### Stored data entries

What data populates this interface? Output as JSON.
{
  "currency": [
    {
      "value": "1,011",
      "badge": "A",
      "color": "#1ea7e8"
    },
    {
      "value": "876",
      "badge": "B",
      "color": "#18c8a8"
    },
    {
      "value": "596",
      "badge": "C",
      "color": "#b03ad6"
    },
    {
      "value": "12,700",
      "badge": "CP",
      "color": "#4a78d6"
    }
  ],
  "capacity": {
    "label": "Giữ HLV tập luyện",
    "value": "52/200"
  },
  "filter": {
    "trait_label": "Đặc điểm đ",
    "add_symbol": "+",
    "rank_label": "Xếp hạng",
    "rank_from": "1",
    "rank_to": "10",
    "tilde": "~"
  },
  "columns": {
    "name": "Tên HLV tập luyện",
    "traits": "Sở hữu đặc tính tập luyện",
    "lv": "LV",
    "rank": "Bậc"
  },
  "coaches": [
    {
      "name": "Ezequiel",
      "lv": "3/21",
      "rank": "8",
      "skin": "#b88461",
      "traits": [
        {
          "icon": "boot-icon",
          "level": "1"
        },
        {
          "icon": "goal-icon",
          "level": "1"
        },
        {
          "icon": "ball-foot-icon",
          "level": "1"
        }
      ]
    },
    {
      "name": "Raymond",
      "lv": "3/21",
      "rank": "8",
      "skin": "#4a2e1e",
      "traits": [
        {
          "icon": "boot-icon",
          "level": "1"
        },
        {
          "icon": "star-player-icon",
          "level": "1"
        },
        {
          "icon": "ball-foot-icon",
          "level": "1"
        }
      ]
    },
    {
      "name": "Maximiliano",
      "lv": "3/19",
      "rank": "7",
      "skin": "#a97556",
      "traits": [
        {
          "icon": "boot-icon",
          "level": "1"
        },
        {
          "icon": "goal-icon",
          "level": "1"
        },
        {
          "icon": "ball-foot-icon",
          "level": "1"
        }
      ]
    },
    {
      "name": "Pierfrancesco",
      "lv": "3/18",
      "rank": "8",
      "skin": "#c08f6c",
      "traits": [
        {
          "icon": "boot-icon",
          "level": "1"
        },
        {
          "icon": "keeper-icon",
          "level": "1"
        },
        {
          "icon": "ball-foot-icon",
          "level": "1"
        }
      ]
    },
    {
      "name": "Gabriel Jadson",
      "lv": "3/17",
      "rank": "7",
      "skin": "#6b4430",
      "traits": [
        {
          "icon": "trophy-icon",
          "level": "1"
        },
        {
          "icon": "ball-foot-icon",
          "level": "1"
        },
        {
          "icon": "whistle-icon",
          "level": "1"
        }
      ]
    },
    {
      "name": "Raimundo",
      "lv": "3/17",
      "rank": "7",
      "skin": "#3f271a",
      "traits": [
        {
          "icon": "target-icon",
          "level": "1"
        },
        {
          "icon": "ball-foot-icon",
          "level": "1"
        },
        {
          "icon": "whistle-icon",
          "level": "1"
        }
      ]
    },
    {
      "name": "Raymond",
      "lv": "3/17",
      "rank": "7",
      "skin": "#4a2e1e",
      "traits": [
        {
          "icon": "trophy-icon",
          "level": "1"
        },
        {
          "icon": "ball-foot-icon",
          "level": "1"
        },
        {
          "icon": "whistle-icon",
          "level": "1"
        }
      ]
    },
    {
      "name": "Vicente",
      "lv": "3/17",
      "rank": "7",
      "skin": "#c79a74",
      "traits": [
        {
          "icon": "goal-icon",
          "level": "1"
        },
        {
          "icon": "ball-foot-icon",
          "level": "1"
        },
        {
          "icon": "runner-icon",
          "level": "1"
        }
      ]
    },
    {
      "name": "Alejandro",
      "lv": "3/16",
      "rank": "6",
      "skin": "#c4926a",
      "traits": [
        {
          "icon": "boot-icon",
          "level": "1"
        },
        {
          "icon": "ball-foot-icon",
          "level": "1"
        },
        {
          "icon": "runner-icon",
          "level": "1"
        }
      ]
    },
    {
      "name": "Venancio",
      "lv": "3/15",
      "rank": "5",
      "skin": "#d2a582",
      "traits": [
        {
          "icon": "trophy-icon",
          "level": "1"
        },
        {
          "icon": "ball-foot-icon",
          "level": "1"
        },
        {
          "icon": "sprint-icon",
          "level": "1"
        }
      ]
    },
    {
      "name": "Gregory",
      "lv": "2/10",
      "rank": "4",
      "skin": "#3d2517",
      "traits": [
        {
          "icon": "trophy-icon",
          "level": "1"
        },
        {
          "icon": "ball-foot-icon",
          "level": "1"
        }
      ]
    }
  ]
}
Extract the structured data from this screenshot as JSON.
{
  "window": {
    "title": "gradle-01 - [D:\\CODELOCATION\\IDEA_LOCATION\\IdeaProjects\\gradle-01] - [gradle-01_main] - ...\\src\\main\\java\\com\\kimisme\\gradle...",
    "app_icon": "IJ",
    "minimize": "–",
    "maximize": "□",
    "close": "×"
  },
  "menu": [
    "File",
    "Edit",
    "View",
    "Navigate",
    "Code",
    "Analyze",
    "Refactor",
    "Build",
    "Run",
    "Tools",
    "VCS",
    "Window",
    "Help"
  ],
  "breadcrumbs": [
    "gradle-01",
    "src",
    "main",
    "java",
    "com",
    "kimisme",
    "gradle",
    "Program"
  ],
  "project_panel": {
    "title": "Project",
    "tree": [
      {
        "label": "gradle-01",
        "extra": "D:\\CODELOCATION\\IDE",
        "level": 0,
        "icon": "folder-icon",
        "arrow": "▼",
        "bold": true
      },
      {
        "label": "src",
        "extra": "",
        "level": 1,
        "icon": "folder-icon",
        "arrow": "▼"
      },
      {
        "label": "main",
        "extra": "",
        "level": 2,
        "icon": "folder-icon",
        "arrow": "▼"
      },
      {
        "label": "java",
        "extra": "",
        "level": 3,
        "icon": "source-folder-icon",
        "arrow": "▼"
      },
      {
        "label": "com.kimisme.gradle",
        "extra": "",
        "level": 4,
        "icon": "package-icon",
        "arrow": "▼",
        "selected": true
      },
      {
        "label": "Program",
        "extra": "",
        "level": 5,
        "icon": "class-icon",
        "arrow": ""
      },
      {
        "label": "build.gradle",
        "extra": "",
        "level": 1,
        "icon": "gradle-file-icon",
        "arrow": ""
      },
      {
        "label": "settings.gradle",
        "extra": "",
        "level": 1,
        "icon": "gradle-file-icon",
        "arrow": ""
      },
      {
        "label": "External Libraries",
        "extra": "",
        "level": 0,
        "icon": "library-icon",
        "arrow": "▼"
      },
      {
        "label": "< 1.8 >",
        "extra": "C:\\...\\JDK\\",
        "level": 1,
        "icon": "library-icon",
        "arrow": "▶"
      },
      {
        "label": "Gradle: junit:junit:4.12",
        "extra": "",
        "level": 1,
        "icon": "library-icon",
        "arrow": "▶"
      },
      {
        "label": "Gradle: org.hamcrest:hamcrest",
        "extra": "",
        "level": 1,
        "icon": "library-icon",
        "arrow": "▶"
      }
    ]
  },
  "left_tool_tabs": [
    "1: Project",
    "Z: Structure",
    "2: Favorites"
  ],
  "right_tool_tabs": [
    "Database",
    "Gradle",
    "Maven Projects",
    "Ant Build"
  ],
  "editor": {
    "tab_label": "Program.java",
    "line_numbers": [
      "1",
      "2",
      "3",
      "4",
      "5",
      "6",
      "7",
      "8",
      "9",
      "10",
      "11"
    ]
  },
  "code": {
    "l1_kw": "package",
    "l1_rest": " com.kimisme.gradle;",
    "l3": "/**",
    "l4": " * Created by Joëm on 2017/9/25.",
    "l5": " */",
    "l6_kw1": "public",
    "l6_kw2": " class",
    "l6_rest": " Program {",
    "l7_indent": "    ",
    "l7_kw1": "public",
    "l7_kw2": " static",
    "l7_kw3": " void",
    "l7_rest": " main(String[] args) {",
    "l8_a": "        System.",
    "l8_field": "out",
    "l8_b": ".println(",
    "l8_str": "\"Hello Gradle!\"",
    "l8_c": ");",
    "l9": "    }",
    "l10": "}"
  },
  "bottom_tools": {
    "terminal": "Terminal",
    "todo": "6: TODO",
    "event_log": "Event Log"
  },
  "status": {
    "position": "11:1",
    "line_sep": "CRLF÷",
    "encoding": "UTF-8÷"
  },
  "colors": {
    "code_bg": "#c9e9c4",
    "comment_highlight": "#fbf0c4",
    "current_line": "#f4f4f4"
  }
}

### EXERCISE DETAILS
Look through the data above. Each line containing the word "kimisme" needs to be copied.

### TASK SOLUTION
    "title": "gradle-01 - [D:\\CODELOCATION\\IDEA_LOCATION\\IdeaProjects\\gradle-01] - [gradle-01_main] - ...\\src\\main\\java\\com\\kimisme\\gradle...",
    "kimisme",
        "label": "com.kimisme.gradle",
    "l1_rest": " com.kimisme.gradle;",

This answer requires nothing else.